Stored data
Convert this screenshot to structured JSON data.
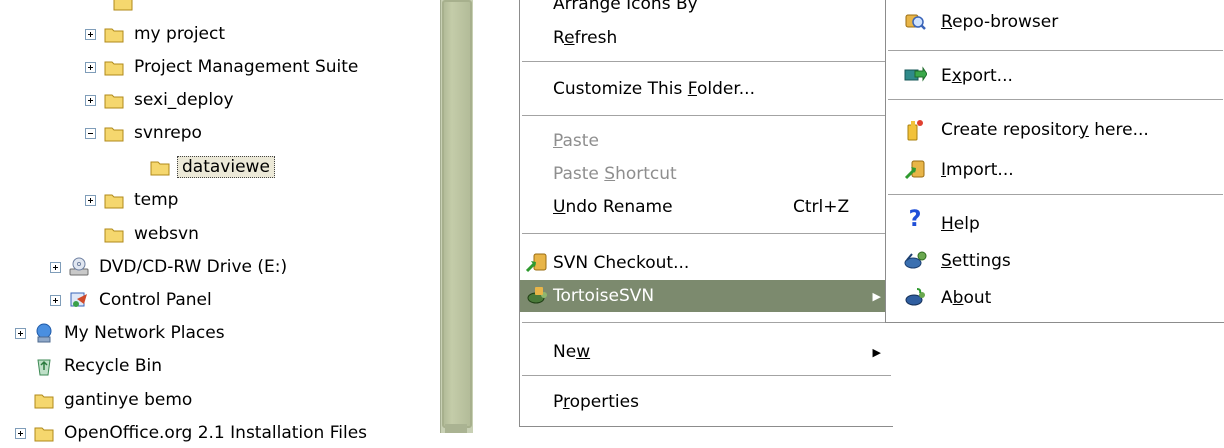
{
  "tree": {
    "items": [
      {
        "label": "my project",
        "expander": "plus"
      },
      {
        "label": "Project Management Suite",
        "expander": "plus"
      },
      {
        "label": "sexi_deploy",
        "expander": "plus"
      },
      {
        "label": "svnrepo",
        "expander": "minus"
      },
      {
        "label": "dataviewe",
        "expander": "none"
      },
      {
        "label": "temp",
        "expander": "plus"
      },
      {
        "label": "websvn",
        "expander": "none"
      },
      {
        "label": "DVD/CD-RW Drive (E:)",
        "expander": "plus"
      },
      {
        "label": "Control Panel",
        "expander": "plus"
      },
      {
        "label": "My Network Places",
        "expander": "plus"
      },
      {
        "label": "Recycle Bin",
        "expander": "none"
      },
      {
        "label": "gantinye bemo",
        "expander": "none"
      },
      {
        "label": "OpenOffice.org 2.1 Installation Files",
        "expander": "plus"
      }
    ]
  },
  "context_menu": {
    "arrange_icons_partial": "Arrange Icons By",
    "refresh": {
      "pre": "R",
      "key": "e",
      "post": "fresh"
    },
    "customize": {
      "pre": "Customize This ",
      "key": "F",
      "post": "older..."
    },
    "paste": {
      "pre": "",
      "key": "P",
      "post": "aste"
    },
    "paste_shortcut": {
      "pre": "Paste ",
      "key": "S",
      "post": "hortcut"
    },
    "undo_rename": {
      "pre": "",
      "key": "U",
      "post": "ndo Rename"
    },
    "undo_shortcut": "Ctrl+Z",
    "svn_checkout": "SVN Checkout...",
    "tortoisesvn": "TortoiseSVN",
    "new": {
      "pre": "Ne",
      "key": "w",
      "post": ""
    },
    "properties": {
      "pre": "P",
      "key": "r",
      "post": "operties"
    },
    "submenu_arrow": "▶"
  },
  "sub_menu": {
    "repo_browser": {
      "pre": "",
      "key": "R",
      "post": "epo-browser"
    },
    "export": {
      "pre": "E",
      "key": "x",
      "post": "port..."
    },
    "create_repo": {
      "pre": "Create repositor",
      "key": "y",
      "post": " here..."
    },
    "import": {
      "pre": "",
      "key": "I",
      "post": "mport..."
    },
    "help_glyph": "?",
    "help": {
      "pre": "",
      "key": "H",
      "post": "elp"
    },
    "settings": {
      "pre": "",
      "key": "S",
      "post": "ettings"
    },
    "about": {
      "pre": "A",
      "key": "b",
      "post": "out"
    }
  },
  "colors": {
    "folder": "#f5d76e",
    "highlight": "#7c8a6e",
    "scrollbar": "#c8d0b4",
    "disabled_text": "#8e8e8e"
  }
}
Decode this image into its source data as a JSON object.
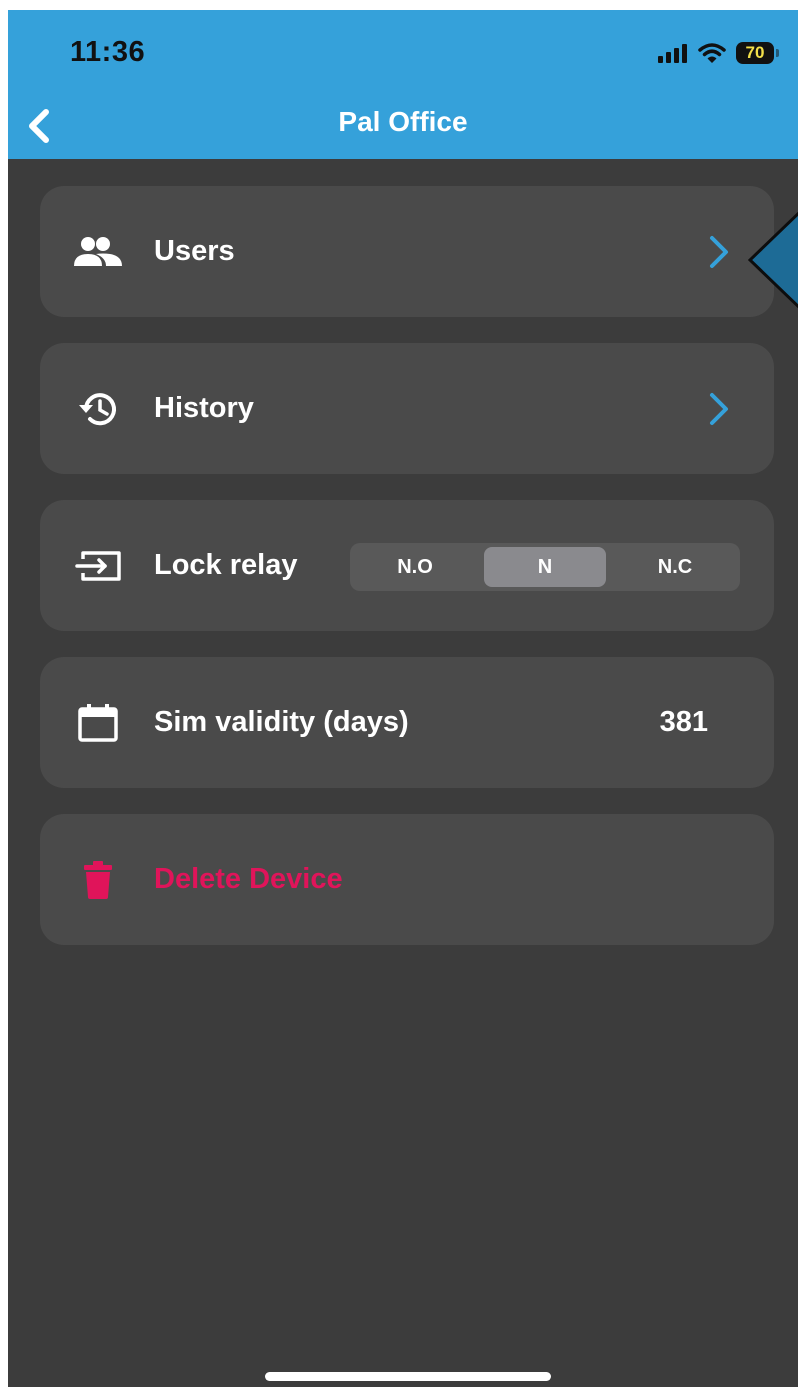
{
  "status_bar": {
    "time": "11:36",
    "battery": "70",
    "icons": [
      "signal-icon",
      "wifi-icon",
      "battery-icon"
    ]
  },
  "header": {
    "title": "Pal Office",
    "back_icon": "chevron-left-icon"
  },
  "menu": {
    "users": {
      "label": "Users",
      "icon": "people-icon"
    },
    "history": {
      "label": "History",
      "icon": "history-icon"
    },
    "lock_relay": {
      "label": "Lock relay",
      "icon": "input-icon",
      "options": [
        "N.O",
        "N",
        "N.C"
      ],
      "selected": "N"
    },
    "sim_validity": {
      "label": "Sim validity (days)",
      "icon": "calendar-icon",
      "value": "381"
    },
    "delete": {
      "label": "Delete Device",
      "icon": "trash-icon"
    }
  },
  "colors": {
    "header_bg": "#35a1da",
    "screen_bg": "#3c3c3c",
    "card_bg": "#4a4a4a",
    "chevron": "#35a1da",
    "danger": "#e0145a",
    "segment_active": "#8a8a8e"
  }
}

TASK OBJECTIVE –
All of the records above must be copied exactly, except for the pictures.

EXERCISE RESULT –
Convert this screenshot to structured JSON data.
{
  "tree": {
    "items": [
      {
        "label": "my project",
        "expander": "plus"
      },
      {
        "label": "Project Management Suite",
        "expander": "plus"
      },
      {
        "label": "sexi_deploy",
        "expander": "plus"
      },
      {
        "label": "svnrepo",
        "expander": "minus"
      },
      {
        "label": "dataviewe",
        "expander": "none"
      },
      {
        "label": "temp",
        "expander": "plus"
      },
      {
        "label": "websvn",
        "expander": "none"
      },
      {
        "label": "DVD/CD-RW Drive (E:)",
        "expander": "plus"
      },
      {
        "label": "Control Panel",
        "expander": "plus"
      },
      {
        "label": "My Network Places",
        "expander": "plus"
      },
      {
        "label": "Recycle Bin",
        "expander": "none"
      },
      {
        "label": "gantinye bemo",
        "expander": "none"
      },
      {
        "label": "OpenOffice.org 2.1 Installation Files",
        "expander": "plus"
      }
    ]
  },
  "context_menu": {
    "arrange_icons_partial": "Arrange Icons By",
    "refresh": {
      "pre": "R",
      "key": "e",
      "post": "fresh"
    },
    "customize": {
      "pre": "Customize This ",
      "key": "F",
      "post": "older..."
    },
    "paste": {
      "pre": "",
      "key": "P",
      "post": "aste"
    },
    "paste_shortcut": {
      "pre": "Paste ",
      "key": "S",
      "post": "hortcut"
    },
    "undo_rename": {
      "pre": "",
      "key": "U",
      "post": "ndo Rename"
    },
    "undo_shortcut": "Ctrl+Z",
    "svn_checkout": "SVN Checkout...",
    "tortoisesvn": "TortoiseSVN",
    "new": {
      "pre": "Ne",
      "key": "w",
      "post": ""
    },
    "properties": {
      "pre": "P",
      "key": "r",
      "post": "operties"
    },
    "submenu_arrow": "▶"
  },
  "sub_menu": {
    "repo_browser": {
      "pre": "",
      "key": "R",
      "post": "epo-browser"
    },
    "export": {
      "pre": "E",
      "key": "x",
      "post": "port..."
    },
    "create_repo": {
      "pre": "Create repositor",
      "key": "y",
      "post": " here..."
    },
    "import": {
      "pre": "",
      "key": "I",
      "post": "mport..."
    },
    "help_glyph": "?",
    "help": {
      "pre": "",
      "key": "H",
      "post": "elp"
    },
    "settings": {
      "pre": "",
      "key": "S",
      "post": "ettings"
    },
    "about": {
      "pre": "A",
      "key": "b",
      "post": "out"
    }
  },
  "colors": {
    "folder": "#f5d76e",
    "highlight": "#7c8a6e",
    "scrollbar": "#c8d0b4",
    "disabled_text": "#8e8e8e"
  }
}
Decode this image into its source data as a JSON object.
{
  "status_bar": {
    "time": "11:36",
    "battery": "70",
    "icons": [
      "signal-icon",
      "wifi-icon",
      "battery-icon"
    ]
  },
  "header": {
    "title": "Pal Office",
    "back_icon": "chevron-left-icon"
  },
  "menu": {
    "users": {
      "label": "Users",
      "icon": "people-icon"
    },
    "history": {
      "label": "History",
      "icon": "history-icon"
    },
    "lock_relay": {
      "label": "Lock relay",
      "icon": "input-icon",
      "options": [
        "N.O",
        "N",
        "N.C"
      ],
      "selected": "N"
    },
    "sim_validity": {
      "label": "Sim validity (days)",
      "icon": "calendar-icon",
      "value": "381"
    },
    "delete": {
      "label": "Delete Device",
      "icon": "trash-icon"
    }
  },
  "colors": {
    "header_bg": "#35a1da",
    "screen_bg": "#3c3c3c",
    "card_bg": "#4a4a4a",
    "chevron": "#35a1da",
    "danger": "#e0145a",
    "segment_active": "#8a8a8e"
  }
}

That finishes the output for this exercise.